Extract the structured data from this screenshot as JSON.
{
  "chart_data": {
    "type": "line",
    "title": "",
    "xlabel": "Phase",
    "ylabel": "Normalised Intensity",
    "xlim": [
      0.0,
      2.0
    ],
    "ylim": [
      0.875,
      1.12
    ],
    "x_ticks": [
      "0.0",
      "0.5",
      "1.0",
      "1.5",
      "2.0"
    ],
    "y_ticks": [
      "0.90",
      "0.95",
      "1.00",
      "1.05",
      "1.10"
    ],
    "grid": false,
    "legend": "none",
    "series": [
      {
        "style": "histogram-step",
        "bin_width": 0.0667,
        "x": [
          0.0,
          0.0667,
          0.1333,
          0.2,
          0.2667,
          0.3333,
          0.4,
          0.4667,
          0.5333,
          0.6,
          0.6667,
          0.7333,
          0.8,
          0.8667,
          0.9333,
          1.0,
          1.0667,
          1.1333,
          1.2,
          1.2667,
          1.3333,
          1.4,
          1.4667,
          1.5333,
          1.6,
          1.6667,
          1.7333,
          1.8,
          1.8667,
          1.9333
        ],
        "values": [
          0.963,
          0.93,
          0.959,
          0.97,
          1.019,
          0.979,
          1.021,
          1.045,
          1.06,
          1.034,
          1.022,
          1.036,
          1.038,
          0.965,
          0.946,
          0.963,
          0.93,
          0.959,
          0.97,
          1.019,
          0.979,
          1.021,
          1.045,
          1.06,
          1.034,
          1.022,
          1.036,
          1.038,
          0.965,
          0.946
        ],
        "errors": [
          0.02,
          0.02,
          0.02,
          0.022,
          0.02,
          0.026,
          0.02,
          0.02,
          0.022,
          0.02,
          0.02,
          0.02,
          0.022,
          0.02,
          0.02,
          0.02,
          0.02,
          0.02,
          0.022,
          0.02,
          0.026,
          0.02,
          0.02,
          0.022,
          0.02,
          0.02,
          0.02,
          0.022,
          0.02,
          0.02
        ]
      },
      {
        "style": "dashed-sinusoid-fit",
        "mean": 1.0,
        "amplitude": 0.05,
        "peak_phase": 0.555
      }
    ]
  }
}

=== What to do ===
Nothing should be left out: repeat all of the data exactly.

=== Answer below ===
Extract the structured data from this screenshot as JSON.
{
  "chart_data": {
    "type": "line",
    "title": "",
    "xlabel": "Phase",
    "ylabel": "Normalised Intensity",
    "xlim": [
      0.0,
      2.0
    ],
    "ylim": [
      0.875,
      1.12
    ],
    "x_ticks": [
      "0.0",
      "0.5",
      "1.0",
      "1.5",
      "2.0"
    ],
    "y_ticks": [
      "0.90",
      "0.95",
      "1.00",
      "1.05",
      "1.10"
    ],
    "grid": false,
    "legend": "none",
    "series": [
      {
        "style": "histogram-step",
        "bin_width": 0.0667,
        "x": [
          0.0,
          0.0667,
          0.1333,
          0.2,
          0.2667,
          0.3333,
          0.4,
          0.4667,
          0.5333,
          0.6,
          0.6667,
          0.7333,
          0.8,
          0.8667,
          0.9333,
          1.0,
          1.0667,
          1.1333,
          1.2,
          1.2667,
          1.3333,
          1.4,
          1.4667,
          1.5333,
          1.6,
          1.6667,
          1.7333,
          1.8,
          1.8667,
          1.9333
        ],
        "values": [
          0.963,
          0.93,
          0.959,
          0.97,
          1.019,
          0.979,
          1.021,
          1.045,
          1.06,
          1.034,
          1.022,
          1.036,
          1.038,
          0.965,
          0.946,
          0.963,
          0.93,
          0.959,
          0.97,
          1.019,
          0.979,
          1.021,
          1.045,
          1.06,
          1.034,
          1.022,
          1.036,
          1.038,
          0.965,
          0.946
        ],
        "errors": [
          0.02,
          0.02,
          0.02,
          0.022,
          0.02,
          0.026,
          0.02,
          0.02,
          0.022,
          0.02,
          0.02,
          0.02,
          0.022,
          0.02,
          0.02,
          0.02,
          0.02,
          0.02,
          0.022,
          0.02,
          0.026,
          0.02,
          0.02,
          0.022,
          0.02,
          0.02,
          0.02,
          0.022,
          0.02,
          0.02
        ]
      },
      {
        "style": "dashed-sinusoid-fit",
        "mean": 1.0,
        "amplitude": 0.05,
        "peak_phase": 0.555
      }
    ]
  }
}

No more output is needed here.